**Set task:**
The data below needs to be returned exactly, line for line.

**Record excerpts:**
^^^^^^^^^^^^^^^^

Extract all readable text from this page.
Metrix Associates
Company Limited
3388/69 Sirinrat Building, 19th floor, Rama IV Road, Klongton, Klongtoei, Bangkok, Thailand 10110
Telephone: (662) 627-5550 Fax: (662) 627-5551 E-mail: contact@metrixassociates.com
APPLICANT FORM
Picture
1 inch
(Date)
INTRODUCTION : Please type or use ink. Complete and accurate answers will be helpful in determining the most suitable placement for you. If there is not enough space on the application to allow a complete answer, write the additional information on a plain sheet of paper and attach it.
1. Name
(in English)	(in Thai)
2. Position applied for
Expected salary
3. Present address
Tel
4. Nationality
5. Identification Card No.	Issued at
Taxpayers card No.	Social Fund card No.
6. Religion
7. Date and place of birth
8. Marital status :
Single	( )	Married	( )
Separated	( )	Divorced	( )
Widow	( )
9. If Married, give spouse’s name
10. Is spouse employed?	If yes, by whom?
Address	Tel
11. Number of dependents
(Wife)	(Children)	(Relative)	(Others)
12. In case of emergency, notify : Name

^^^^^^^^^^^^^^^^

**Exercise solution:**
Extract all readable text from this page.
Metrix Associates
Company Limited
3388/69 Sirinrat Building, 19th floor, Rama IV Road, Klongton, Klongtoei, Bangkok, Thailand 10110
Telephone: (662) 627-5550 Fax: (662) 627-5551 E-mail: contact@metrixassociates.com
APPLICANT FORM
Picture
1 inch
(Date)
INTRODUCTION : Please type or use ink. Complete and accurate answers will be helpful in determining the most suitable placement for you. If there is not enough space on the application to allow a complete answer, write the additional information on a plain sheet of paper and attach it.
1. Name
(in English)	(in Thai)
2. Position applied for
Expected salary
3. Present address
Tel
4. Nationality
5. Identification Card No.	Issued at
Taxpayers card No.	Social Fund card No.
6. Religion
7. Date and place of birth
8. Marital status :
Single	( )	Married	( )
Separated	( )	Divorced	( )
Widow	( )
9. If Married, give spouse’s name
10. Is spouse employed?	If yes, by whom?
Address	Tel
11. Number of dependents
(Wife)	(Children)	(Relative)	(Others)
12. In case of emergency, notify : Name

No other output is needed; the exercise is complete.